** start EXCERPT PROVIDED **

But overconfidence is what got Ford into big problems last time around. In the late 1990s, Ford was on cruise control; GM was a basket case; Chrysler was struggling after its merger with Germany’s Daimler. Huge profits from Ford’s trucks and big SUVs, as well as its Ford Credit unit, made it easy to overlook Ford’s sagging car business, losses in Europe and problems elsewhere in the world. Its strong balance sheet allowed Ford to go on a spending spree, paying top dollar for those European car companies and even buying up peripheral businesses like repair shops, Hertz car rental and a junkyard.

Things started to go bad in 2000. Quality suffered, productivity fell and then came the Ford-Firestone fiasco, costing billions in repairs and goodwill. After the terrorist attacks of September 11, 2001 Detroit automakers entered a decade of disastrous discounting that ate profits and killed their brand equity.

When Mulally arrived he invoked a more disciplined approach: Ford would build only enough cars to match consumer demand. When the 2008 credit crisis hit, Ford closed factories and reduced its workforce, just as GM and Chrysler did in bankruptcy.

It’s all been good for Ford, which has emerged as a leaner, better-run company—and without the stigma of government ownership. Last month, Ford reinstated its quarterly dividend, which had been suspended in September 2006, signalling renewed confidence in the company’s financial outlook.

Ford has posted 10 consecutive quarters of net profits and has continued to whittle away its massive debt, which now stands at $12.7 billion. By the middle of the decade, Ford plans to have just $10 billion in debt.

** end EXCERPT PROVIDED **
** start RECORD EXCERPTS **

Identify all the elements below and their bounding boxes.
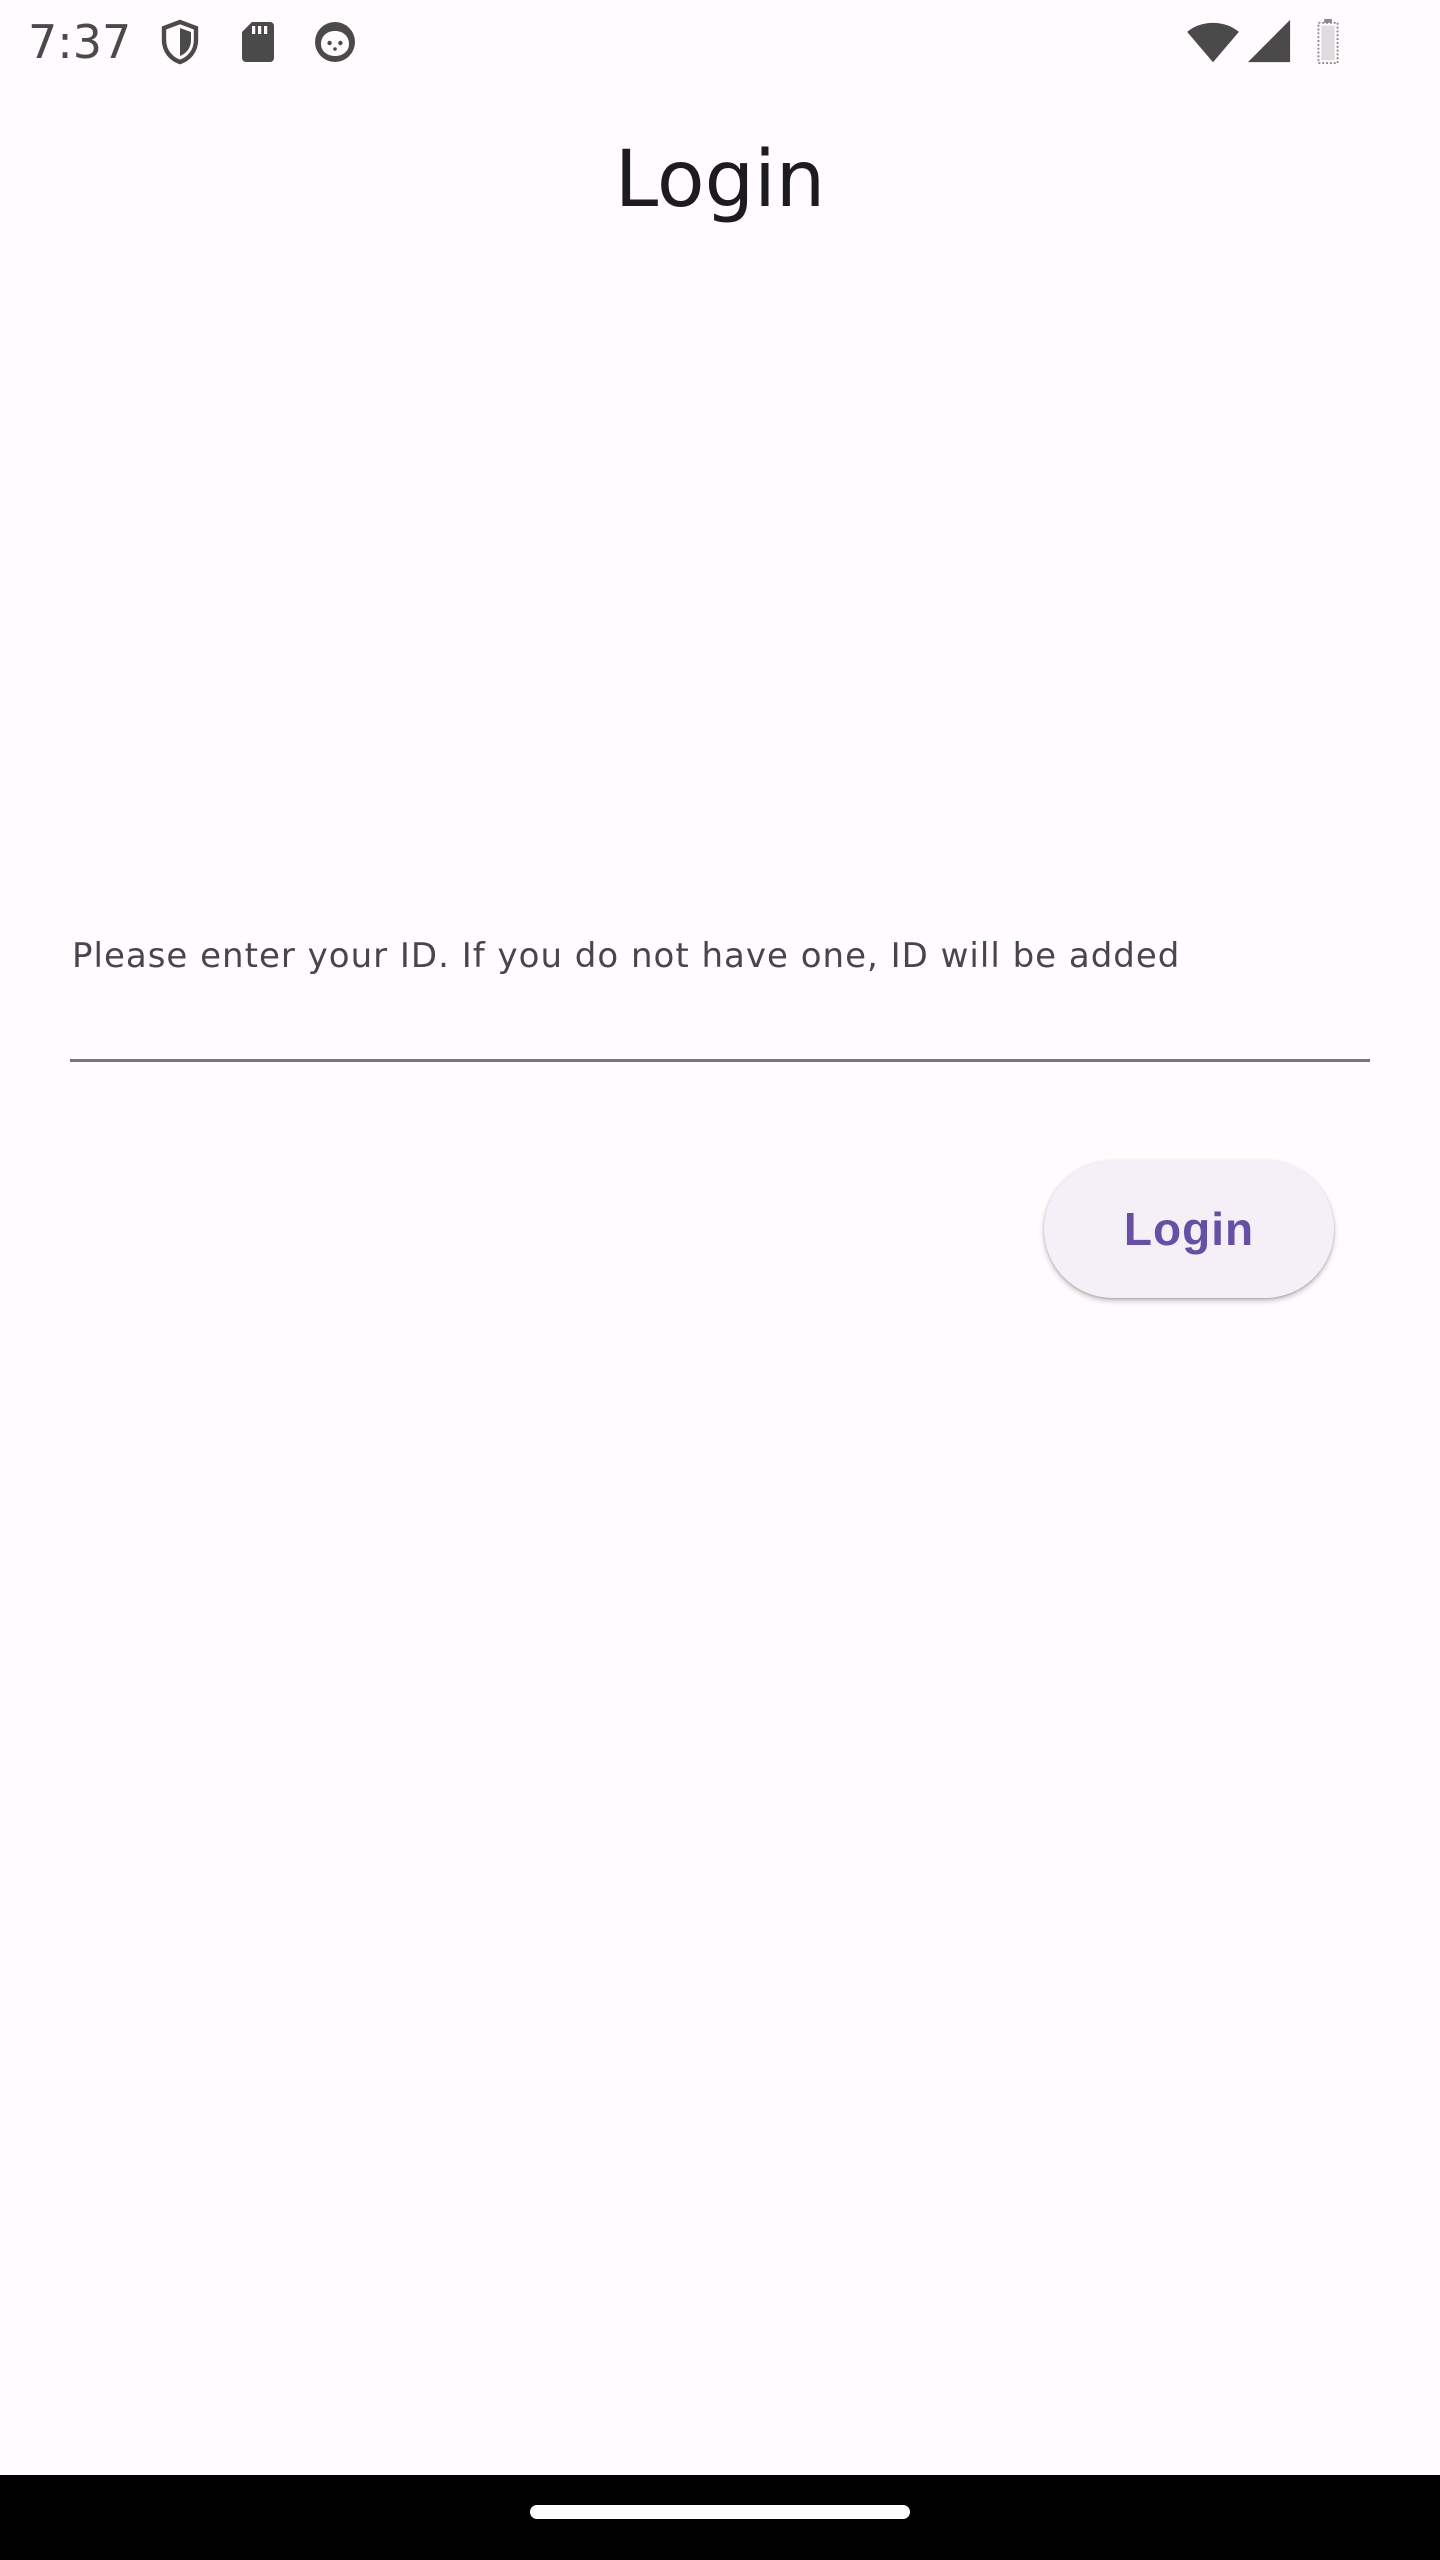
id-field-underline bbox=[70, 1059, 1370, 1062]
home-indicator[interactable] bbox=[530, 2505, 910, 2519]
sd-card-icon bbox=[242, 22, 274, 62]
page-title: Login bbox=[614, 135, 826, 225]
status-bar: 7:37 bbox=[0, 0, 1440, 84]
battery-icon bbox=[1317, 18, 1339, 64]
face-icon bbox=[315, 22, 355, 62]
id-field-label: Please enter your ID. If you do not have… bbox=[72, 936, 1181, 976]
id-input[interactable] bbox=[70, 990, 1370, 1058]
shield-icon bbox=[161, 19, 199, 65]
status-time: 7:37 bbox=[28, 15, 132, 69]
login-button[interactable]: Login bbox=[1044, 1160, 1334, 1298]
id-field[interactable]: Please enter your ID. If you do not have… bbox=[70, 920, 1370, 1062]
navigation-bar bbox=[0, 2475, 1440, 2560]
wifi-icon bbox=[1187, 22, 1239, 63]
signal-icon bbox=[1247, 19, 1291, 63]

** end RECORD EXCERPTS **

▶ CHALLENGE 1
Answer these questions from the passage on Ford, marking your answers (a), (b), (c):
(a) In what year did things start to go bad for Ford?
(b) How much would Ford build under the approach Mulally brought in?
(c) What does Ford's debt now stand at?
▶ CHALLENGE 2
Please say whether each statement agrees with the passage on Ford, and quote the words that decide it:
(a) Ford's quarterly dividend had been suspended in September 2006.
(b) Ford has posted 12 consecutive quarters of net profits.
(c) Ford's purchases included Hertz car rental.
The material has nothing to do with the text about Ford.

▶ WORKED SOLUTION 1
(a) 2000
(b) Only enough cars to match consumer demand
(c) $12.7 billion

▶ WORKED SOLUTION 2
(a) Yes: "which had been suspended in September 2006"
(b) No: "Ford has posted 10 consecutive quarters of net profits"
(c) Yes: "buying up peripheral businesses like repair shops, Hertz car rental and a junkyard"